------ GIVEN DATA
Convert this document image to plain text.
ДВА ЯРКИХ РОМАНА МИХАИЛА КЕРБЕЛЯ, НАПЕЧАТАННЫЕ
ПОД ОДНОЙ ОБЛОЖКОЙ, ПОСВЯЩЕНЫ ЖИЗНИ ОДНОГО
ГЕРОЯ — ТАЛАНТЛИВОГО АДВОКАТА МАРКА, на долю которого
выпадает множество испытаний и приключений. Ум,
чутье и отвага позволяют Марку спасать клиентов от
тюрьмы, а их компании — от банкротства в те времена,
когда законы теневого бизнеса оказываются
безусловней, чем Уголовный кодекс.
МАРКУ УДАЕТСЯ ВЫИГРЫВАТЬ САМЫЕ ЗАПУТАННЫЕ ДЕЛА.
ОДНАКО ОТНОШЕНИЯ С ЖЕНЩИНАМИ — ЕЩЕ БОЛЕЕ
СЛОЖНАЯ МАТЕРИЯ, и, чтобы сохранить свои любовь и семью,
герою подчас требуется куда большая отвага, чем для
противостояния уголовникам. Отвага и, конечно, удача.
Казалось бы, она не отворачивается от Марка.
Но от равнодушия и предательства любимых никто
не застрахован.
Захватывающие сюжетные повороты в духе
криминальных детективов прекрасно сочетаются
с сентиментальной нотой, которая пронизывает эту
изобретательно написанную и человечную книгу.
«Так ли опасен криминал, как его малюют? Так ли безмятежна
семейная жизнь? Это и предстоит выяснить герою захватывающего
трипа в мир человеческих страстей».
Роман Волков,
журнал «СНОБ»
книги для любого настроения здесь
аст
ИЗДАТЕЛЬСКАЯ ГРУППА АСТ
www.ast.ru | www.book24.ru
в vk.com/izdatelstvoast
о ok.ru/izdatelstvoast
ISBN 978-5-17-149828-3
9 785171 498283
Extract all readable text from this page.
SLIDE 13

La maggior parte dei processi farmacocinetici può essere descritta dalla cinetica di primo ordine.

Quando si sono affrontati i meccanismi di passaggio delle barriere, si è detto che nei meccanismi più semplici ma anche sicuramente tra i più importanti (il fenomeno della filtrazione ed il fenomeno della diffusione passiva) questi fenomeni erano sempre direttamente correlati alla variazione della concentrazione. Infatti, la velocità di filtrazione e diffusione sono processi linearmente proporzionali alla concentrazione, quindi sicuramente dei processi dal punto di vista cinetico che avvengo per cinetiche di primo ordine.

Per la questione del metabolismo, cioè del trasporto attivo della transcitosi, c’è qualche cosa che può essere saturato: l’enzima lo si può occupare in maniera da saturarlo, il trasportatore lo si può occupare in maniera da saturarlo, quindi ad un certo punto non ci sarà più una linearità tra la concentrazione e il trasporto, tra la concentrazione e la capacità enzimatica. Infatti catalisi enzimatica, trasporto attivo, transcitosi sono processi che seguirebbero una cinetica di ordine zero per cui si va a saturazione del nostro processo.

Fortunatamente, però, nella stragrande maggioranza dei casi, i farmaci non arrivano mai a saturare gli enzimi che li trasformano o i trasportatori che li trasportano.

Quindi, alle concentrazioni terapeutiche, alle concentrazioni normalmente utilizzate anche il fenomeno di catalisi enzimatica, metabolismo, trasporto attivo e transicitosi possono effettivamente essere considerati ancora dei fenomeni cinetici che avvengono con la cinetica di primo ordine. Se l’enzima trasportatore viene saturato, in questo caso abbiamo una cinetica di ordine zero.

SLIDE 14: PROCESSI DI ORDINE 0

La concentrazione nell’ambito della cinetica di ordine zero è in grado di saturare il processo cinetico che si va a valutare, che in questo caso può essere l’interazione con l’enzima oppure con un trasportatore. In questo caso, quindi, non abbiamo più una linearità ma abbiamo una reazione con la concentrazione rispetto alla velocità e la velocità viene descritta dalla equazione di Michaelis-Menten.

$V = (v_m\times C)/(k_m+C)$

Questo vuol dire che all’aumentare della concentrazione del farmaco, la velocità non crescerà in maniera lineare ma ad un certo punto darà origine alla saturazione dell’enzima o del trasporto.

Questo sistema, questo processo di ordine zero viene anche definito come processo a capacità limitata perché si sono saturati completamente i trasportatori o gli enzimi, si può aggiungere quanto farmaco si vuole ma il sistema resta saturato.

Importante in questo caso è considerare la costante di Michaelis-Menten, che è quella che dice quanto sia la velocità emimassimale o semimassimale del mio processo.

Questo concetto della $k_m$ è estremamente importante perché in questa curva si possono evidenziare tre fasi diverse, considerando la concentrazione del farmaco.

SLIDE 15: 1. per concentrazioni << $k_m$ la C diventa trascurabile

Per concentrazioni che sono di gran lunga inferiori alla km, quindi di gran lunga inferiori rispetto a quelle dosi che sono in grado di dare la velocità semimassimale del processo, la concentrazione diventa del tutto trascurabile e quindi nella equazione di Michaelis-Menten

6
------------
_REQUIREMENT_.
Faithfully copy every entry, leaving nothing out.

_COMPLETED EXERCISE_.
Convert this document image to plain text.
ДВА ЯРКИХ РОМАНА МИХАИЛА КЕРБЕЛЯ, НАПЕЧАТАННЫЕ
ПОД ОДНОЙ ОБЛОЖКОЙ, ПОСВЯЩЕНЫ ЖИЗНИ ОДНОГО
ГЕРОЯ — ТАЛАНТЛИВОГО АДВОКАТА МАРКА, на долю которого
выпадает множество испытаний и приключений. Ум,
чутье и отвага позволяют Марку спасать клиентов от
тюрьмы, а их компании — от банкротства в те времена,
когда законы теневого бизнеса оказываются
безусловней, чем Уголовный кодекс.
МАРКУ УДАЕТСЯ ВЫИГРЫВАТЬ САМЫЕ ЗАПУТАННЫЕ ДЕЛА.
ОДНАКО ОТНОШЕНИЯ С ЖЕНЩИНАМИ — ЕЩЕ БОЛЕЕ
СЛОЖНАЯ МАТЕРИЯ, и, чтобы сохранить свои любовь и семью,
герою подчас требуется куда большая отвага, чем для
противостояния уголовникам. Отвага и, конечно, удача.
Казалось бы, она не отворачивается от Марка.
Но от равнодушия и предательства любимых никто
не застрахован.
Захватывающие сюжетные повороты в духе
криминальных детективов прекрасно сочетаются
с сентиментальной нотой, которая пронизывает эту
изобретательно написанную и человечную книгу.
«Так ли опасен криминал, как его малюют? Так ли безмятежна
семейная жизнь? Это и предстоит выяснить герою захватывающего
трипа в мир человеческих страстей».
Роман Волков,
журнал «СНОБ»
книги для любого настроения здесь
аст
ИЗДАТЕЛЬСКАЯ ГРУППА АСТ
www.ast.ru | www.book24.ru
в vk.com/izdatelstvoast
о ok.ru/izdatelstvoast
ISBN 978-5-17-149828-3
9 785171 498283
Extract all readable text from this page.
SLIDE 13

La maggior parte dei processi farmacocinetici può essere descritta dalla cinetica di primo ordine.

Quando si sono affrontati i meccanismi di passaggio delle barriere, si è detto che nei meccanismi più semplici ma anche sicuramente tra i più importanti (il fenomeno della filtrazione ed il fenomeno della diffusione passiva) questi fenomeni erano sempre direttamente correlati alla variazione della concentrazione. Infatti, la velocità di filtrazione e diffusione sono processi linearmente proporzionali alla concentrazione, quindi sicuramente dei processi dal punto di vista cinetico che avvengo per cinetiche di primo ordine.

Per la questione del metabolismo, cioè del trasporto attivo della transcitosi, c’è qualche cosa che può essere saturato: l’enzima lo si può occupare in maniera da saturarlo, il trasportatore lo si può occupare in maniera da saturarlo, quindi ad un certo punto non ci sarà più una linearità tra la concentrazione e il trasporto, tra la concentrazione e la capacità enzimatica. Infatti catalisi enzimatica, trasporto attivo, transcitosi sono processi che seguirebbero una cinetica di ordine zero per cui si va a saturazione del nostro processo.

Fortunatamente, però, nella stragrande maggioranza dei casi, i farmaci non arrivano mai a saturare gli enzimi che li trasformano o i trasportatori che li trasportano.

Quindi, alle concentrazioni terapeutiche, alle concentrazioni normalmente utilizzate anche il fenomeno di catalisi enzimatica, metabolismo, trasporto attivo e transicitosi possono effettivamente essere considerati ancora dei fenomeni cinetici che avvengono con la cinetica di primo ordine. Se l’enzima trasportatore viene saturato, in questo caso abbiamo una cinetica di ordine zero.

SLIDE 14: PROCESSI DI ORDINE 0

La concentrazione nell’ambito della cinetica di ordine zero è in grado di saturare il processo cinetico che si va a valutare, che in questo caso può essere l’interazione con l’enzima oppure con un trasportatore. In questo caso, quindi, non abbiamo più una linearità ma abbiamo una reazione con la concentrazione rispetto alla velocità e la velocità viene descritta dalla equazione di Michaelis-Menten.

$V = (v_m\times C)/(k_m+C)$

Questo vuol dire che all’aumentare della concentrazione del farmaco, la velocità non crescerà in maniera lineare ma ad un certo punto darà origine alla saturazione dell’enzima o del trasporto.

Questo sistema, questo processo di ordine zero viene anche definito come processo a capacità limitata perché si sono saturati completamente i trasportatori o gli enzimi, si può aggiungere quanto farmaco si vuole ma il sistema resta saturato.

Importante in questo caso è considerare la costante di Michaelis-Menten, che è quella che dice quanto sia la velocità emimassimale o semimassimale del mio processo.

Questo concetto della $k_m$ è estremamente importante perché in questa curva si possono evidenziare tre fasi diverse, considerando la concentrazione del farmaco.

SLIDE 15: 1. per concentrazioni << $k_m$ la C diventa trascurabile

Per concentrazioni che sono di gran lunga inferiori alla km, quindi di gran lunga inferiori rispetto a quelle dosi che sono in grado di dare la velocità semimassimale del processo, la concentrazione diventa del tutto trascurabile e quindi nella equazione di Michaelis-Menten

6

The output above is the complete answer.